### Work instructions
Are you able to quote each entry exactly as written?

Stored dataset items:
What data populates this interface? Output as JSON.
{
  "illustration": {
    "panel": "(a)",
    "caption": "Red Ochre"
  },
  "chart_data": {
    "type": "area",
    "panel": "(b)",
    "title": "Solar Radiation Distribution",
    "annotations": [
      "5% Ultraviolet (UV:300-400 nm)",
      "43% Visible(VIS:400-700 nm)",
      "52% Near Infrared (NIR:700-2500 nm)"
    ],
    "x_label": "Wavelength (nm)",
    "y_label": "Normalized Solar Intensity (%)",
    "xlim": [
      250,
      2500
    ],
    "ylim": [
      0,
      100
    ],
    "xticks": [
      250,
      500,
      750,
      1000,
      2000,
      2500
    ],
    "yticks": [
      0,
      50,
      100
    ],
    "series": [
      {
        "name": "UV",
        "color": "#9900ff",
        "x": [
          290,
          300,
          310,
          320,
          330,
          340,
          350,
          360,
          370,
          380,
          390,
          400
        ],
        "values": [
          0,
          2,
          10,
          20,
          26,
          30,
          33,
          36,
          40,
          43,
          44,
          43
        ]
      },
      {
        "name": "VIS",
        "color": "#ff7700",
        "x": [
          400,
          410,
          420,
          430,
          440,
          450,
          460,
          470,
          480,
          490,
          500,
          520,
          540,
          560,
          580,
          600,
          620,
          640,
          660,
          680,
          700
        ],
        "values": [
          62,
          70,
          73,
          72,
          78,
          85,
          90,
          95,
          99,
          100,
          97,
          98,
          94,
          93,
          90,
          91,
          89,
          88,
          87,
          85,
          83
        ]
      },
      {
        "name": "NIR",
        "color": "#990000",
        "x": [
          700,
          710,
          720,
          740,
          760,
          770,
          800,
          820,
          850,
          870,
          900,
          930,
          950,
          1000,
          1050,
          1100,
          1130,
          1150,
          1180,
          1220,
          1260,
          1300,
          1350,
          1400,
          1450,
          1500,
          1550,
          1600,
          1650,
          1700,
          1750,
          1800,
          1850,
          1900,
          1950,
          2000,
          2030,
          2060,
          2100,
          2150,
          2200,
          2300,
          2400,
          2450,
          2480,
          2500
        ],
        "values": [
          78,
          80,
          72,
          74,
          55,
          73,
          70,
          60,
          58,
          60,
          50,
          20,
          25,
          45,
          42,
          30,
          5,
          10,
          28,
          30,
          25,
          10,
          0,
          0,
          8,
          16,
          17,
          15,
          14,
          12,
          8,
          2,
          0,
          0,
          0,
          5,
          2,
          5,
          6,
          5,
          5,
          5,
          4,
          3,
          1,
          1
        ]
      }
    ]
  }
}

### Task answer
What data populates this interface? Output as JSON.
{
  "illustration": {
    "panel": "(a)",
    "caption": "Red Ochre"
  },
  "chart_data": {
    "type": "area",
    "panel": "(b)",
    "title": "Solar Radiation Distribution",
    "annotations": [
      "5% Ultraviolet (UV:300-400 nm)",
      "43% Visible(VIS:400-700 nm)",
      "52% Near Infrared (NIR:700-2500 nm)"
    ],
    "x_label": "Wavelength (nm)",
    "y_label": "Normalized Solar Intensity (%)",
    "xlim": [
      250,
      2500
    ],
    "ylim": [
      0,
      100
    ],
    "xticks": [
      250,
      500,
      750,
      1000,
      2000,
      2500
    ],
    "yticks": [
      0,
      50,
      100
    ],
    "series": [
      {
        "name": "UV",
        "color": "#9900ff",
        "x": [
          290,
          300,
          310,
          320,
          330,
          340,
          350,
          360,
          370,
          380,
          390,
          400
        ],
        "values": [
          0,
          2,
          10,
          20,
          26,
          30,
          33,
          36,
          40,
          43,
          44,
          43
        ]
      },
      {
        "name": "VIS",
        "color": "#ff7700",
        "x": [
          400,
          410,
          420,
          430,
          440,
          450,
          460,
          470,
          480,
          490,
          500,
          520,
          540,
          560,
          580,
          600,
          620,
          640,
          660,
          680,
          700
        ],
        "values": [
          62,
          70,
          73,
          72,
          78,
          85,
          90,
          95,
          99,
          100,
          97,
          98,
          94,
          93,
          90,
          91,
          89,
          88,
          87,
          85,
          83
        ]
      },
      {
        "name": "NIR",
        "color": "#990000",
        "x": [
          700,
          710,
          720,
          740,
          760,
          770,
          800,
          820,
          850,
          870,
          900,
          930,
          950,
          1000,
          1050,
          1100,
          1130,
          1150,
          1180,
          1220,
          1260,
          1300,
          1350,
          1400,
          1450,
          1500,
          1550,
          1600,
          1650,
          1700,
          1750,
          1800,
          1850,
          1900,
          1950,
          2000,
          2030,
          2060,
          2100,
          2150,
          2200,
          2300,
          2400,
          2450,
          2480,
          2500
        ],
        "values": [
          78,
          80,
          72,
          74,
          55,
          73,
          70,
          60,
          58,
          60,
          50,
          20,
          25,
          45,
          42,
          30,
          5,
          10,
          28,
          30,
          25,
          10,
          0,
          0,
          8,
          16,
          17,
          15,
          14,
          12,
          8,
          2,
          0,
          0,
          0,
          5,
          2,
          5,
          6,
          5,
          5,
          5,
          4,
          3,
          1,
          1
        ]
      }
    ]
  }
}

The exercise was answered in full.